# [Set problem]
All of the data must be printed exactly; please include every line.

Dataset rows about figures:
────────────────────────────────────────

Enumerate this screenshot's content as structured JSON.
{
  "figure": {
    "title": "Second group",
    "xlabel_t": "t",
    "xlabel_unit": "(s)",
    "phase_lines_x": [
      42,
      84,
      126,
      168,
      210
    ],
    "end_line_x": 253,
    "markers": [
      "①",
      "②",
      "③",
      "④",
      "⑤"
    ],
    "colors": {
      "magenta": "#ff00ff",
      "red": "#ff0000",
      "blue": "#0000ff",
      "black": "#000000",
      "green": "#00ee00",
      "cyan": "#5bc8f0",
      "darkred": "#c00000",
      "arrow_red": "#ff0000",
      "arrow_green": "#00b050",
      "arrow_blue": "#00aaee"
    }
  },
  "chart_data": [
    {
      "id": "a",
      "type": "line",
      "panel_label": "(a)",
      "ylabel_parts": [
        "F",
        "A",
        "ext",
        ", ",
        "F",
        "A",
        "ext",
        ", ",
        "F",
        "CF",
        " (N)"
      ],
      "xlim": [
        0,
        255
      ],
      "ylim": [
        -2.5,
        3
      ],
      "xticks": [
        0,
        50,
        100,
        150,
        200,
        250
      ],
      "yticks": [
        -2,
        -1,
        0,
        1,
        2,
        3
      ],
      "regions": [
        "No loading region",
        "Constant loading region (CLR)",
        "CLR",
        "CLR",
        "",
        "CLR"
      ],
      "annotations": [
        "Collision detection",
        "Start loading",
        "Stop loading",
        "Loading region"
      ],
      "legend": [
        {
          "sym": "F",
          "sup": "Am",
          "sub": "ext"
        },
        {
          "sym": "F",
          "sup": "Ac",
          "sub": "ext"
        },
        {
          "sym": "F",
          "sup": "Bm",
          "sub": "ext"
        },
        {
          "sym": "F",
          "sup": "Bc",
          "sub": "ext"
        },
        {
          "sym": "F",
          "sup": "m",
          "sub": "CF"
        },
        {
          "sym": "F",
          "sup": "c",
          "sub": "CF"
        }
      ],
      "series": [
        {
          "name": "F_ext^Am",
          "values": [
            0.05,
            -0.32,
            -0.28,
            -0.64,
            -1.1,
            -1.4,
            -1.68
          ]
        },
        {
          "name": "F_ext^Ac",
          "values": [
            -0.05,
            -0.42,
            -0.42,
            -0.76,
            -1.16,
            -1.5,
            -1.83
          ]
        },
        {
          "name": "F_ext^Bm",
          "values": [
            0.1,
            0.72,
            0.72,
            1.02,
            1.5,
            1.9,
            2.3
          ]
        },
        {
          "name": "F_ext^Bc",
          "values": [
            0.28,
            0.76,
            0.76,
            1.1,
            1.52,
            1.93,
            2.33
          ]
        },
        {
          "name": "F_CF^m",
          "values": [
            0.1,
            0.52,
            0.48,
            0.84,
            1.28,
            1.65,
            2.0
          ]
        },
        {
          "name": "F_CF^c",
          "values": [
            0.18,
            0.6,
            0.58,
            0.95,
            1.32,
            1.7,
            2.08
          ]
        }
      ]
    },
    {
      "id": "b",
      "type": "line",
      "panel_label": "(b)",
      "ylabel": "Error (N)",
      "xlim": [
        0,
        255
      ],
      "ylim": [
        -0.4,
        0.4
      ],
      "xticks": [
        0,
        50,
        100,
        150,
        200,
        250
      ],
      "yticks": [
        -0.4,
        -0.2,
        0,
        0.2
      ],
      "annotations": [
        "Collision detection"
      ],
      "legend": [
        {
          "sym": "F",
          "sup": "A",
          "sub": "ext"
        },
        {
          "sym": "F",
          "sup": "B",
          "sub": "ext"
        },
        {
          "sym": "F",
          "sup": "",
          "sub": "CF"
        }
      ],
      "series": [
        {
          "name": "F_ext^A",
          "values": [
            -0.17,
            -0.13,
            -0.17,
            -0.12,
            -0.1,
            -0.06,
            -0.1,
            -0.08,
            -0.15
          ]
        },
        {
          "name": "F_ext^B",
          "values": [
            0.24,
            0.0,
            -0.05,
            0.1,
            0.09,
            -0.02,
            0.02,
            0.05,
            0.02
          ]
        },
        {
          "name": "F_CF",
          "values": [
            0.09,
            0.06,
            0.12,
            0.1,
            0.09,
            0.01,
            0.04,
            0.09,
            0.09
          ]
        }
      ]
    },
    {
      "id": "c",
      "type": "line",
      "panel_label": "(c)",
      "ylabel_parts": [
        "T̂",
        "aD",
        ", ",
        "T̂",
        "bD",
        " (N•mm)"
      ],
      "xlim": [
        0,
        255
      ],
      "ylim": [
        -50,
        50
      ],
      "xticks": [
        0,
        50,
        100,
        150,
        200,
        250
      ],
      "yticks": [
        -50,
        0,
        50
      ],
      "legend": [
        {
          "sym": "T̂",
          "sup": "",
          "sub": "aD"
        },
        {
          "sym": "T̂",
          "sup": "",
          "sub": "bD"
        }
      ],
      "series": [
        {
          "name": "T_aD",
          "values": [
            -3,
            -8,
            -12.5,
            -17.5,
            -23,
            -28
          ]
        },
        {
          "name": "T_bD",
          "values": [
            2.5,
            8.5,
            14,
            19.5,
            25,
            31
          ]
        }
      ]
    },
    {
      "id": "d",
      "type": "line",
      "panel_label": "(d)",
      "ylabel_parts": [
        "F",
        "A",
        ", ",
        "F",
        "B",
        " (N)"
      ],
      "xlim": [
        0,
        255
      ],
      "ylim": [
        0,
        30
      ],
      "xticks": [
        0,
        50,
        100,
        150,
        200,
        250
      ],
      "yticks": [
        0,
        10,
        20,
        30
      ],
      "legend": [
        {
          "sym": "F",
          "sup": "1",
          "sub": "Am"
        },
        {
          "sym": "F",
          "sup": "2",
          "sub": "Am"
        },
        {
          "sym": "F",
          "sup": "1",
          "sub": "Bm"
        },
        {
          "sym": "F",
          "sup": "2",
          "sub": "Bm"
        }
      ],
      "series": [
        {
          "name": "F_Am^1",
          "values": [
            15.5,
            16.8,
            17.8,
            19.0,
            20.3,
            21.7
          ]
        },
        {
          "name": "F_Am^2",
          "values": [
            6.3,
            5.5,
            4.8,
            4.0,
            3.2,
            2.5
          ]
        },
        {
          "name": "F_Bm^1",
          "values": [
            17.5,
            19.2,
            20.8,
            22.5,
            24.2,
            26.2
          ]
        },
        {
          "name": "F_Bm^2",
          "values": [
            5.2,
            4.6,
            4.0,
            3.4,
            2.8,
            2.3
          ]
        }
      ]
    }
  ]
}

────────────────────────────────────────

# [Task output]
Enumerate this screenshot's content as structured JSON.
{
  "figure": {
    "title": "Second group",
    "xlabel_t": "t",
    "xlabel_unit": "(s)",
    "phase_lines_x": [
      42,
      84,
      126,
      168,
      210
    ],
    "end_line_x": 253,
    "markers": [
      "①",
      "②",
      "③",
      "④",
      "⑤"
    ],
    "colors": {
      "magenta": "#ff00ff",
      "red": "#ff0000",
      "blue": "#0000ff",
      "black": "#000000",
      "green": "#00ee00",
      "cyan": "#5bc8f0",
      "darkred": "#c00000",
      "arrow_red": "#ff0000",
      "arrow_green": "#00b050",
      "arrow_blue": "#00aaee"
    }
  },
  "chart_data": [
    {
      "id": "a",
      "type": "line",
      "panel_label": "(a)",
      "ylabel_parts": [
        "F",
        "A",
        "ext",
        ", ",
        "F",
        "A",
        "ext",
        ", ",
        "F",
        "CF",
        " (N)"
      ],
      "xlim": [
        0,
        255
      ],
      "ylim": [
        -2.5,
        3
      ],
      "xticks": [
        0,
        50,
        100,
        150,
        200,
        250
      ],
      "yticks": [
        -2,
        -1,
        0,
        1,
        2,
        3
      ],
      "regions": [
        "No loading region",
        "Constant loading region (CLR)",
        "CLR",
        "CLR",
        "",
        "CLR"
      ],
      "annotations": [
        "Collision detection",
        "Start loading",
        "Stop loading",
        "Loading region"
      ],
      "legend": [
        {
          "sym": "F",
          "sup": "Am",
          "sub": "ext"
        },
        {
          "sym": "F",
          "sup": "Ac",
          "sub": "ext"
        },
        {
          "sym": "F",
          "sup": "Bm",
          "sub": "ext"
        },
        {
          "sym": "F",
          "sup": "Bc",
          "sub": "ext"
        },
        {
          "sym": "F",
          "sup": "m",
          "sub": "CF"
        },
        {
          "sym": "F",
          "sup": "c",
          "sub": "CF"
        }
      ],
      "series": [
        {
          "name": "F_ext^Am",
          "values": [
            0.05,
            -0.32,
            -0.28,
            -0.64,
            -1.1,
            -1.4,
            -1.68
          ]
        },
        {
          "name": "F_ext^Ac",
          "values": [
            -0.05,
            -0.42,
            -0.42,
            -0.76,
            -1.16,
            -1.5,
            -1.83
          ]
        },
        {
          "name": "F_ext^Bm",
          "values": [
            0.1,
            0.72,
            0.72,
            1.02,
            1.5,
            1.9,
            2.3
          ]
        },
        {
          "name": "F_ext^Bc",
          "values": [
            0.28,
            0.76,
            0.76,
            1.1,
            1.52,
            1.93,
            2.33
          ]
        },
        {
          "name": "F_CF^m",
          "values": [
            0.1,
            0.52,
            0.48,
            0.84,
            1.28,
            1.65,
            2.0
          ]
        },
        {
          "name": "F_CF^c",
          "values": [
            0.18,
            0.6,
            0.58,
            0.95,
            1.32,
            1.7,
            2.08
          ]
        }
      ]
    },
    {
      "id": "b",
      "type": "line",
      "panel_label": "(b)",
      "ylabel": "Error (N)",
      "xlim": [
        0,
        255
      ],
      "ylim": [
        -0.4,
        0.4
      ],
      "xticks": [
        0,
        50,
        100,
        150,
        200,
        250
      ],
      "yticks": [
        -0.4,
        -0.2,
        0,
        0.2
      ],
      "annotations": [
        "Collision detection"
      ],
      "legend": [
        {
          "sym": "F",
          "sup": "A",
          "sub": "ext"
        },
        {
          "sym": "F",
          "sup": "B",
          "sub": "ext"
        },
        {
          "sym": "F",
          "sup": "",
          "sub": "CF"
        }
      ],
      "series": [
        {
          "name": "F_ext^A",
          "values": [
            -0.17,
            -0.13,
            -0.17,
            -0.12,
            -0.1,
            -0.06,
            -0.1,
            -0.08,
            -0.15
          ]
        },
        {
          "name": "F_ext^B",
          "values": [
            0.24,
            0.0,
            -0.05,
            0.1,
            0.09,
            -0.02,
            0.02,
            0.05,
            0.02
          ]
        },
        {
          "name": "F_CF",
          "values": [
            0.09,
            0.06,
            0.12,
            0.1,
            0.09,
            0.01,
            0.04,
            0.09,
            0.09
          ]
        }
      ]
    },
    {
      "id": "c",
      "type": "line",
      "panel_label": "(c)",
      "ylabel_parts": [
        "T̂",
        "aD",
        ", ",
        "T̂",
        "bD",
        " (N•mm)"
      ],
      "xlim": [
        0,
        255
      ],
      "ylim": [
        -50,
        50
      ],
      "xticks": [
        0,
        50,
        100,
        150,
        200,
        250
      ],
      "yticks": [
        -50,
        0,
        50
      ],
      "legend": [
        {
          "sym": "T̂",
          "sup": "",
          "sub": "aD"
        },
        {
          "sym": "T̂",
          "sup": "",
          "sub": "bD"
        }
      ],
      "series": [
        {
          "name": "T_aD",
          "values": [
            -3,
            -8,
            -12.5,
            -17.5,
            -23,
            -28
          ]
        },
        {
          "name": "T_bD",
          "values": [
            2.5,
            8.5,
            14,
            19.5,
            25,
            31
          ]
        }
      ]
    },
    {
      "id": "d",
      "type": "line",
      "panel_label": "(d)",
      "ylabel_parts": [
        "F",
        "A",
        ", ",
        "F",
        "B",
        " (N)"
      ],
      "xlim": [
        0,
        255
      ],
      "ylim": [
        0,
        30
      ],
      "xticks": [
        0,
        50,
        100,
        150,
        200,
        250
      ],
      "yticks": [
        0,
        10,
        20,
        30
      ],
      "legend": [
        {
          "sym": "F",
          "sup": "1",
          "sub": "Am"
        },
        {
          "sym": "F",
          "sup": "2",
          "sub": "Am"
        },
        {
          "sym": "F",
          "sup": "1",
          "sub": "Bm"
        },
        {
          "sym": "F",
          "sup": "2",
          "sub": "Bm"
        }
      ],
      "series": [
        {
          "name": "F_Am^1",
          "values": [
            15.5,
            16.8,
            17.8,
            19.0,
            20.3,
            21.7
          ]
        },
        {
          "name": "F_Am^2",
          "values": [
            6.3,
            5.5,
            4.8,
            4.0,
            3.2,
            2.5
          ]
        },
        {
          "name": "F_Bm^1",
          "values": [
            17.5,
            19.2,
            20.8,
            22.5,
            24.2,
            26.2
          ]
        },
        {
          "name": "F_Bm^2",
          "values": [
            5.2,
            4.6,
            4.0,
            3.4,
            2.8,
            2.3
          ]
        }
      ]
    }
  ]
}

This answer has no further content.